>> START MATERIAL SUPPLIED

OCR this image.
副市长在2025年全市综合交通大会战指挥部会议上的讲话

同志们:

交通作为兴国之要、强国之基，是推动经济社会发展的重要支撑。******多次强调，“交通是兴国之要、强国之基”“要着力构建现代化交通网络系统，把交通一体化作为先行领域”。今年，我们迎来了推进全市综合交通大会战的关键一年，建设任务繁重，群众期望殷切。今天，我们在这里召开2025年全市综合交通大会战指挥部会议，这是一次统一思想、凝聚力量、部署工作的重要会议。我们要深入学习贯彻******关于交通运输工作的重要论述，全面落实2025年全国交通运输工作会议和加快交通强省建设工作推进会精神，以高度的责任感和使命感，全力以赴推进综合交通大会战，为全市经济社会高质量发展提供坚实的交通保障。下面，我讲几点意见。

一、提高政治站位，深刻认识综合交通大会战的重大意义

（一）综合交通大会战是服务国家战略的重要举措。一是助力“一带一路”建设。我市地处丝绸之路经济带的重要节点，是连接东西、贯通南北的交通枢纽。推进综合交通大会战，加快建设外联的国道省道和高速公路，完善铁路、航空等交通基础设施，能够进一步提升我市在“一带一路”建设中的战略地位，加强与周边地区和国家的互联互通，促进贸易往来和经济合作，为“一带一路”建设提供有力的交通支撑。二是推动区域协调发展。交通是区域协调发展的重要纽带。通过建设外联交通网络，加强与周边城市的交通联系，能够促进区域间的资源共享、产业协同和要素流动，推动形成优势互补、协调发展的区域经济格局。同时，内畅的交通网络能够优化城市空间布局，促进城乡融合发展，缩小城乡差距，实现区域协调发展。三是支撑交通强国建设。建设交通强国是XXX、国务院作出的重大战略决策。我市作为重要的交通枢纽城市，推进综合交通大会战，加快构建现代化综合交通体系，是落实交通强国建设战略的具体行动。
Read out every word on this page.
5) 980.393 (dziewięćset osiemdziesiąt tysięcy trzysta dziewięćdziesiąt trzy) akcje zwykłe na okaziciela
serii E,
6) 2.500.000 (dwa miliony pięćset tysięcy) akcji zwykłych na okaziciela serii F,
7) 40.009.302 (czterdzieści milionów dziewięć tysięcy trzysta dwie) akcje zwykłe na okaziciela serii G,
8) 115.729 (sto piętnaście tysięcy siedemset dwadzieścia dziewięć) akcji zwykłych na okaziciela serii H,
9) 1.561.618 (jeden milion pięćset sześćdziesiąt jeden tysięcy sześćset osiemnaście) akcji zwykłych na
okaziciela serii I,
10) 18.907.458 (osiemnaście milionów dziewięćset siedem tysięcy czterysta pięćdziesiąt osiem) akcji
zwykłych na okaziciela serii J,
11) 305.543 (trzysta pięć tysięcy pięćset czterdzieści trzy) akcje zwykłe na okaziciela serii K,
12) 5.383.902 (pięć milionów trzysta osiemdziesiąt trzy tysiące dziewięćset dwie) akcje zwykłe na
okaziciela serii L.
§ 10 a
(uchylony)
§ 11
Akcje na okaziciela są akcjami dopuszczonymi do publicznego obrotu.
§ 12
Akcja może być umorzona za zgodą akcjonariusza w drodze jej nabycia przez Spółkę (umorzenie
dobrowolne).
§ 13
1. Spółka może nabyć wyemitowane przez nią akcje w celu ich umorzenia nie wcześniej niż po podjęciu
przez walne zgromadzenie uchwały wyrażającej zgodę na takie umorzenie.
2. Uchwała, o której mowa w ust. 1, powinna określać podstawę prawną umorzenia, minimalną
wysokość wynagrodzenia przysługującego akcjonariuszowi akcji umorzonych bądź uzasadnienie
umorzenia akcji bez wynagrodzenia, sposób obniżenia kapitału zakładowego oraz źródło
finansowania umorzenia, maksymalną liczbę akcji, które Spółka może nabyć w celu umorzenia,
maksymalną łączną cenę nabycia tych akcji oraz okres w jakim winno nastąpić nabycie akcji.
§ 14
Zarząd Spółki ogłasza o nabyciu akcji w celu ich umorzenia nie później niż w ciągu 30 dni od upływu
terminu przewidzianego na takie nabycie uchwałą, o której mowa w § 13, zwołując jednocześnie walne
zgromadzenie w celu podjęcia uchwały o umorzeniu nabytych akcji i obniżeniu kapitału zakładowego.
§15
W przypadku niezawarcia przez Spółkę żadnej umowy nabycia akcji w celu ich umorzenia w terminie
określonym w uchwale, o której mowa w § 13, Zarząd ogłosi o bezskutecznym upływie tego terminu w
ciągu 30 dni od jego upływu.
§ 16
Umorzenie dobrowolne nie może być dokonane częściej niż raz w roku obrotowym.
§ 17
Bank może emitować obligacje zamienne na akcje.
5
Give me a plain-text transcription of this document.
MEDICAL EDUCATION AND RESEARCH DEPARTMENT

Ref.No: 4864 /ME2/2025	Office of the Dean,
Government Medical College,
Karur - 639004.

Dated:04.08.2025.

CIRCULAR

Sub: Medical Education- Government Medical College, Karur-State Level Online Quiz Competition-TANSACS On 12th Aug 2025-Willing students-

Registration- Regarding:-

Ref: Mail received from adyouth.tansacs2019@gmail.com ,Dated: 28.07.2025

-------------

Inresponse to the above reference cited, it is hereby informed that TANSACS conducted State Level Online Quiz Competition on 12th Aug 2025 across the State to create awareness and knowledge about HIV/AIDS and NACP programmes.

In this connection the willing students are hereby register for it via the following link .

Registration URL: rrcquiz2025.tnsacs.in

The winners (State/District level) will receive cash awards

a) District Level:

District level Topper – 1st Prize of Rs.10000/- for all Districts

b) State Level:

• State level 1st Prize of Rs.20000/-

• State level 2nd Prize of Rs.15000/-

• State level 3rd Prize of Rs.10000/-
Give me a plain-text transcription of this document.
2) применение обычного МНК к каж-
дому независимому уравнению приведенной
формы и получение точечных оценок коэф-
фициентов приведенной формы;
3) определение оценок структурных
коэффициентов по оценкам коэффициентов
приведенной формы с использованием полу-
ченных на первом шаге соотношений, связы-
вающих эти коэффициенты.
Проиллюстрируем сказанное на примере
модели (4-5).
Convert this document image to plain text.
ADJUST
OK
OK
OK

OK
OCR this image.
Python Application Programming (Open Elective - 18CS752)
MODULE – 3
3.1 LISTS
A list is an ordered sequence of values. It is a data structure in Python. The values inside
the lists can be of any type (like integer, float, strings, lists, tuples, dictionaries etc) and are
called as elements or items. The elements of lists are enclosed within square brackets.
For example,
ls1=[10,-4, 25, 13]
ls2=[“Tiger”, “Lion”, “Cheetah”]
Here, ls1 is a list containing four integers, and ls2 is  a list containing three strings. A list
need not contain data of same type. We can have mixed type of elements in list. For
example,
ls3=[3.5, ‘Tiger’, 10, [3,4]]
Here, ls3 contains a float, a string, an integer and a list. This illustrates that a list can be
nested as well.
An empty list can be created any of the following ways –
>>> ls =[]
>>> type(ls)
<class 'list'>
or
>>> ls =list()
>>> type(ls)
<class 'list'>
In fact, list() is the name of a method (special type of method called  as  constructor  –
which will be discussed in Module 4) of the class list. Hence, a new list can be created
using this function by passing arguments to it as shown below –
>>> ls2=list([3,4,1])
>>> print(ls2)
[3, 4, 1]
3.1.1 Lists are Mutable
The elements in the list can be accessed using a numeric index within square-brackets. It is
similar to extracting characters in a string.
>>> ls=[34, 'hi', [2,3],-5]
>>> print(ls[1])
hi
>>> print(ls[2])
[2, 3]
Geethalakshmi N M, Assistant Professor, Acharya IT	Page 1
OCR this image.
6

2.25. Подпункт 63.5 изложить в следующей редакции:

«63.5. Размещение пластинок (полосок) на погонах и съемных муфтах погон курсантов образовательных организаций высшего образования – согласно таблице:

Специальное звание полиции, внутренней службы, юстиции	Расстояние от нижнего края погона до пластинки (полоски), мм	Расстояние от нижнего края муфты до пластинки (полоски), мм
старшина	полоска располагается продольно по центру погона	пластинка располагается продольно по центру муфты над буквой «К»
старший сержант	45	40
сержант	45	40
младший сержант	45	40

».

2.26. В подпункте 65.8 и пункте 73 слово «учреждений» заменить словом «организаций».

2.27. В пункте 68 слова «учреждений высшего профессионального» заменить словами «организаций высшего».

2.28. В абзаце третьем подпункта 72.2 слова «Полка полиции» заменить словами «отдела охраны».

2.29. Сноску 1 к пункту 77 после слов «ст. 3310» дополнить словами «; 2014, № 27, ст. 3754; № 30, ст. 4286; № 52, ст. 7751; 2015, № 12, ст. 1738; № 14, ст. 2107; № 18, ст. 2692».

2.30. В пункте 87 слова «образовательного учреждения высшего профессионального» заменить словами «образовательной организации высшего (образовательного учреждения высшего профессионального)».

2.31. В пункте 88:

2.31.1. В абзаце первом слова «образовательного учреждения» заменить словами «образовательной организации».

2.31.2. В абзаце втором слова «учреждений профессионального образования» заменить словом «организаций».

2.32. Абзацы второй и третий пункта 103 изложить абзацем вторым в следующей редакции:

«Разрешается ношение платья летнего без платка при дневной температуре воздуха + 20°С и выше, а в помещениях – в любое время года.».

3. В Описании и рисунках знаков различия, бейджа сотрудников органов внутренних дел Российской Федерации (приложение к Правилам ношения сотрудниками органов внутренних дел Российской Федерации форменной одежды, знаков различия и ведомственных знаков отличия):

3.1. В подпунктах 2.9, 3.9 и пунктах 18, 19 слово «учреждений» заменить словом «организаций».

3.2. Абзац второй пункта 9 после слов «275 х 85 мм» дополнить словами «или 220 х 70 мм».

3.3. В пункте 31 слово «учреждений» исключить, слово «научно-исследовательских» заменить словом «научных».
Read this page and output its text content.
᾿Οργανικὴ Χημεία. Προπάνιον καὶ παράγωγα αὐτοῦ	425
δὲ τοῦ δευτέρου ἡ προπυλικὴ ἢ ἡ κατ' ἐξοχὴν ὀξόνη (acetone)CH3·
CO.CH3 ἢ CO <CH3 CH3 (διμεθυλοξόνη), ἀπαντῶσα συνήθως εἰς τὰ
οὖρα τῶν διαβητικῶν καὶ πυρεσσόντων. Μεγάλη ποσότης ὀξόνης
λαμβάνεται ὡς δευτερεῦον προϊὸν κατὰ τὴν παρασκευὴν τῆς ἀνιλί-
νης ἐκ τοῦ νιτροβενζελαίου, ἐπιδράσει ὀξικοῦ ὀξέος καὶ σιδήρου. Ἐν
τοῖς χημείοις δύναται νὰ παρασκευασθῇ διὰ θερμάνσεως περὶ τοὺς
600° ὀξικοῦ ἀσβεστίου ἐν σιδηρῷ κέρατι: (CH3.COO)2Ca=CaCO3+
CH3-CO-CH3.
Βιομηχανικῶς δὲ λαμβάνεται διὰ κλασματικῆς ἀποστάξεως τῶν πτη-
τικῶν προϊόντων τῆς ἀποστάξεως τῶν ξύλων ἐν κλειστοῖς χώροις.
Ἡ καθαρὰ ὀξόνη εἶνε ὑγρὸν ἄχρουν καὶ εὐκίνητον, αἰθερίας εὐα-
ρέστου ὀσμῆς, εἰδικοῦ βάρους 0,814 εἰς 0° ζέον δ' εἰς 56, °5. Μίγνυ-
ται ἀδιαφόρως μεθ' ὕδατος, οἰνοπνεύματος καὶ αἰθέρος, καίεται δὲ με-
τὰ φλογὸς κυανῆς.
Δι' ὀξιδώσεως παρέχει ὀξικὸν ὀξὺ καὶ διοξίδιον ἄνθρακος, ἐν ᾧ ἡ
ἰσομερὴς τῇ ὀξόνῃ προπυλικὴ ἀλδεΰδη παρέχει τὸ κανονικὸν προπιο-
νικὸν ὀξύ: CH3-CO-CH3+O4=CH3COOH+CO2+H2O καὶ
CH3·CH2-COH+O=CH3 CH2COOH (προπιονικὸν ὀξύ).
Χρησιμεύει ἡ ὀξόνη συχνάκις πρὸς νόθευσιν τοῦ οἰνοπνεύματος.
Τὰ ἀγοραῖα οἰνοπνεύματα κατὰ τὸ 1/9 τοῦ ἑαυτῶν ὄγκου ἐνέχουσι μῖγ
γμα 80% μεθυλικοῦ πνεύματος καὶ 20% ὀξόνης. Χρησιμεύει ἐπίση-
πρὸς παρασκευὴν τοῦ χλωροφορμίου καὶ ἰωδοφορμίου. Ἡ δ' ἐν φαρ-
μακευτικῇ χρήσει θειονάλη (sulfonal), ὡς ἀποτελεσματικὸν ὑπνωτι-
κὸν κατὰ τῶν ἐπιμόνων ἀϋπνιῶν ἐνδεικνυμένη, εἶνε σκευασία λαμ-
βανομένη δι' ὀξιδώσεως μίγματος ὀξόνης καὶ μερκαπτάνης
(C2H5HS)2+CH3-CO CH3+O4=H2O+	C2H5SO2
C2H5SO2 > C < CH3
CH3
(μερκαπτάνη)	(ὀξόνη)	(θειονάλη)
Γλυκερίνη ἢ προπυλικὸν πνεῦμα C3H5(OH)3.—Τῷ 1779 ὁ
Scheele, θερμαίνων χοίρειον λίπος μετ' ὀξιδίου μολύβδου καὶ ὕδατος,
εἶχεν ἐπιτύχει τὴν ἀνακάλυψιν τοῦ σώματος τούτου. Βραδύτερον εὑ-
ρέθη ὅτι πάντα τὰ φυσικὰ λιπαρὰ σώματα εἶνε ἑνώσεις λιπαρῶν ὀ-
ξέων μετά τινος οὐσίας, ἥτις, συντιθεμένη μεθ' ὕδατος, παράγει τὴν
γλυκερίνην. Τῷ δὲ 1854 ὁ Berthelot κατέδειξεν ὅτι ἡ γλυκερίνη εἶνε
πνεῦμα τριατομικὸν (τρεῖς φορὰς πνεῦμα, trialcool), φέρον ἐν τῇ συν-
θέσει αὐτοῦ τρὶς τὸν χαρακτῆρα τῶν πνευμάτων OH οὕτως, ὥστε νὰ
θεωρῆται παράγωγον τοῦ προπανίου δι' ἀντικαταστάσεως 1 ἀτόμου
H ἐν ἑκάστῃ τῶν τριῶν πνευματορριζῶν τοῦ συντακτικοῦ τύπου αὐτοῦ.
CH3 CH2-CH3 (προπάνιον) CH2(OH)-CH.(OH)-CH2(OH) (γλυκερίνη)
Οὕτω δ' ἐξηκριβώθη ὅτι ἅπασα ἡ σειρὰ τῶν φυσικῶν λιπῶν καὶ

>> END MATERIAL SUPPLIED

PROMPT: Pull out every line of the entries that includes the word "umorzenia".

COMPLETED TASK:
1. Spółka może nabyć wyemitowane przez nią akcje w celu ich umorzenia nie wcześniej niż po podjęciu
2. Uchwała, o której mowa w ust. 1, powinna określać podstawę prawną umorzenia, minimalną
umorzenia akcji bez wynagrodzenia, sposób obniżenia kapitału zakładowego oraz źródło
finansowania umorzenia, maksymalną liczbę akcji, które Spółka może nabyć w celu umorzenia,
Zarząd Spółki ogłasza o nabyciu akcji w celu ich umorzenia nie później niż w ciągu 30 dni od upływu
W przypadku niezawarcia przez Spółkę żadnej umowy nabycia akcji w celu ich umorzenia w terminie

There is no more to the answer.